■ **Source data**:

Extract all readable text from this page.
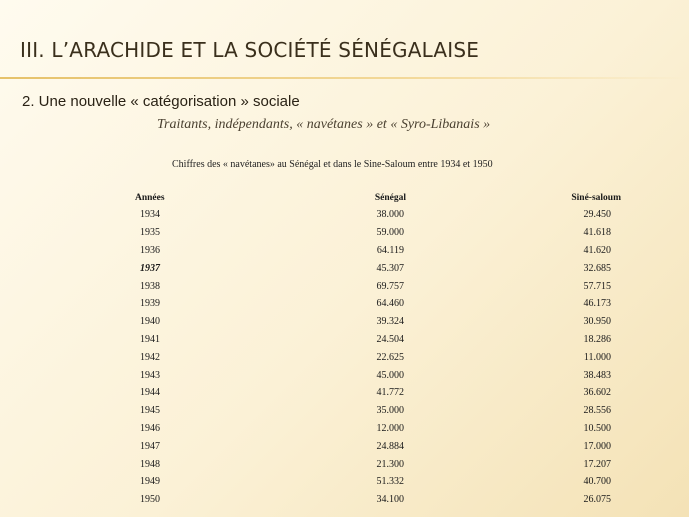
III. L’ARACHIDE ET LA SOCIÉTÉ SÉNÉGALAISE
2. Une nouvelle « catégorisation » sociale
Traitants, indépendants, « navétanes » et « Syro-Libanais »
Chiffres des « navétanes» au Sénégal et dans le Sine-Saloum entre 1934 et 1950
Années	Sénégal	Siné-saloum
1934	38.000	29.450
1935	59.000	41.618
1936	64.119	41.620
1937	45.307	32.685
1938	69.757	57.715
1939	64.460	46.173
1940	39.324	30.950
1941	24.504	18.286
1942	22.625	11.000
1943	45.000	38.483
1944	41.772	36.602
1945	35.000	28.556
1946	12.000	10.500
1947	24.884	17.000
1948	21.300	17.207
1949	51.332	40.700
1950	34.100	26.075
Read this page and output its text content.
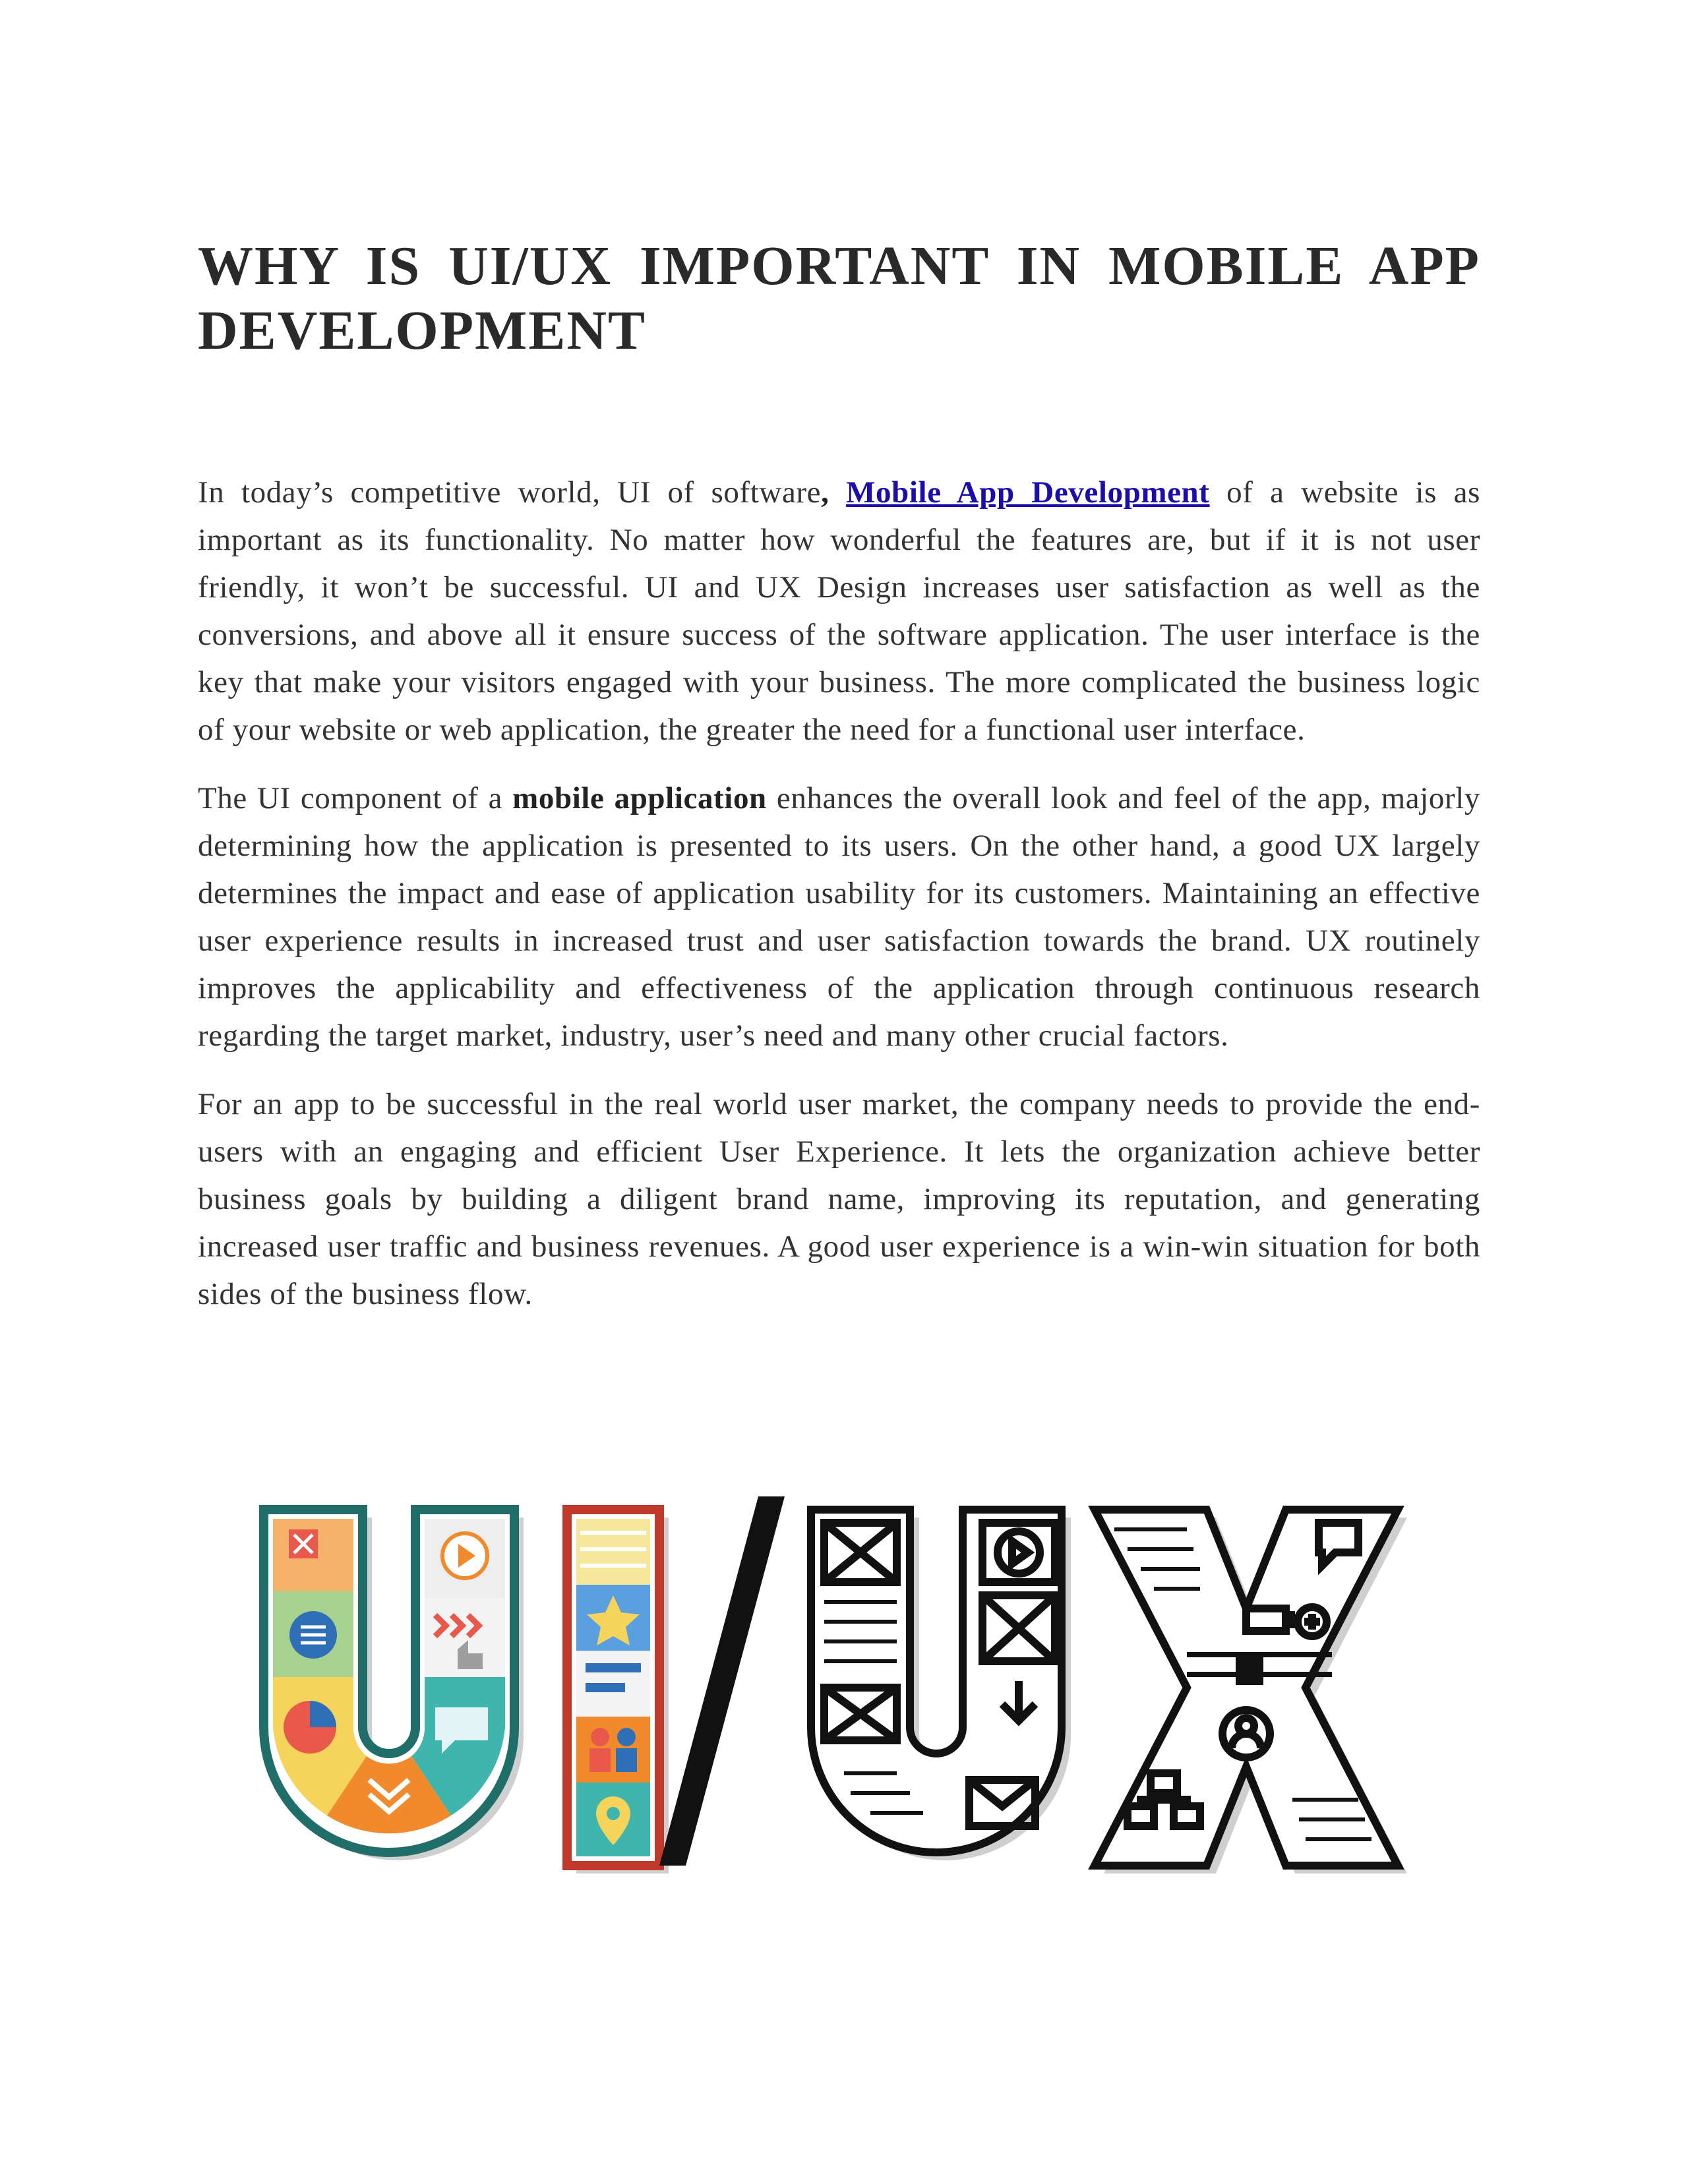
WHY IS UI/UX IMPORTANT IN MOBILE APP DEVELOPMENT

In today’s competitive world, UI of software, Mobile App Development of a website is as important as its functionality. No matter how wonderful the features are, but if it is not user friendly, it won’t be successful. UI and UX Design increases user satisfaction as well as the conversions, and above all it ensure success of the software application. The user interface is the key that make your visitors engaged with your business. The more complicated the business logic of your website or web application, the greater the need for a functional user interface.

The UI component of a mobile application enhances the overall look and feel of the app, majorly determining how the application is presented to its users. On the other hand, a good UX largely determines the impact and ease of application usability for its customers. Maintaining an effective user experience results in increased trust and user satisfaction towards the brand. UX routinely improves the applicability and effectiveness of the application through continuous research regarding the target market, industry, user’s need and many other crucial factors.

For an app to be successful in the real world user market, the company needs to provide the end-users with an engaging and efficient User Experience. It lets the organization achieve better business goals by building a diligent brand name, improving its reputation, and generating increased user traffic and business revenues. A good user experience is a win-win situation for both sides of the business flow.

■ **What you will do**: Exact duplication of all the records is required; pictures are omitted from the copy.

■ **Response for this exercise**:
Extract all readable text from this page.
III. L’ARACHIDE ET LA SOCIÉTÉ SÉNÉGALAISE
2. Une nouvelle « catégorisation » sociale
Traitants, indépendants, « navétanes » et « Syro-Libanais »
Chiffres des « navétanes» au Sénégal et dans le Sine-Saloum entre 1934 et 1950
Années	Sénégal	Siné-saloum
1934	38.000	29.450
1935	59.000	41.618
1936	64.119	41.620
1937	45.307	32.685
1938	69.757	57.715
1939	64.460	46.173
1940	39.324	30.950
1941	24.504	18.286
1942	22.625	11.000
1943	45.000	38.483
1944	41.772	36.602
1945	35.000	28.556
1946	12.000	10.500
1947	24.884	17.000
1948	21.300	17.207
1949	51.332	40.700
1950	34.100	26.075
Read this page and output its text content.
WHY IS UI/UX IMPORTANT IN MOBILE APP DEVELOPMENT

In today’s competitive world, UI of software, Mobile App Development of a website is as important as its functionality. No matter how wonderful the features are, but if it is not user friendly, it won’t be successful. UI and UX Design increases user satisfaction as well as the conversions, and above all it ensure success of the software application. The user interface is the key that make your visitors engaged with your business. The more complicated the business logic of your website or web application, the greater the need for a functional user interface.

The UI component of a mobile application enhances the overall look and feel of the app, majorly determining how the application is presented to its users. On the other hand, a good UX largely determines the impact and ease of application usability for its customers. Maintaining an effective user experience results in increased trust and user satisfaction towards the brand. UX routinely improves the applicability and effectiveness of the application through continuous research regarding the target market, industry, user’s need and many other crucial factors.

For an app to be successful in the real world user market, the company needs to provide the end-users with an engaging and efficient User Experience. It lets the organization achieve better business goals by building a diligent brand name, improving its reputation, and generating increased user traffic and business revenues. A good user experience is a win-win situation for both sides of the business flow.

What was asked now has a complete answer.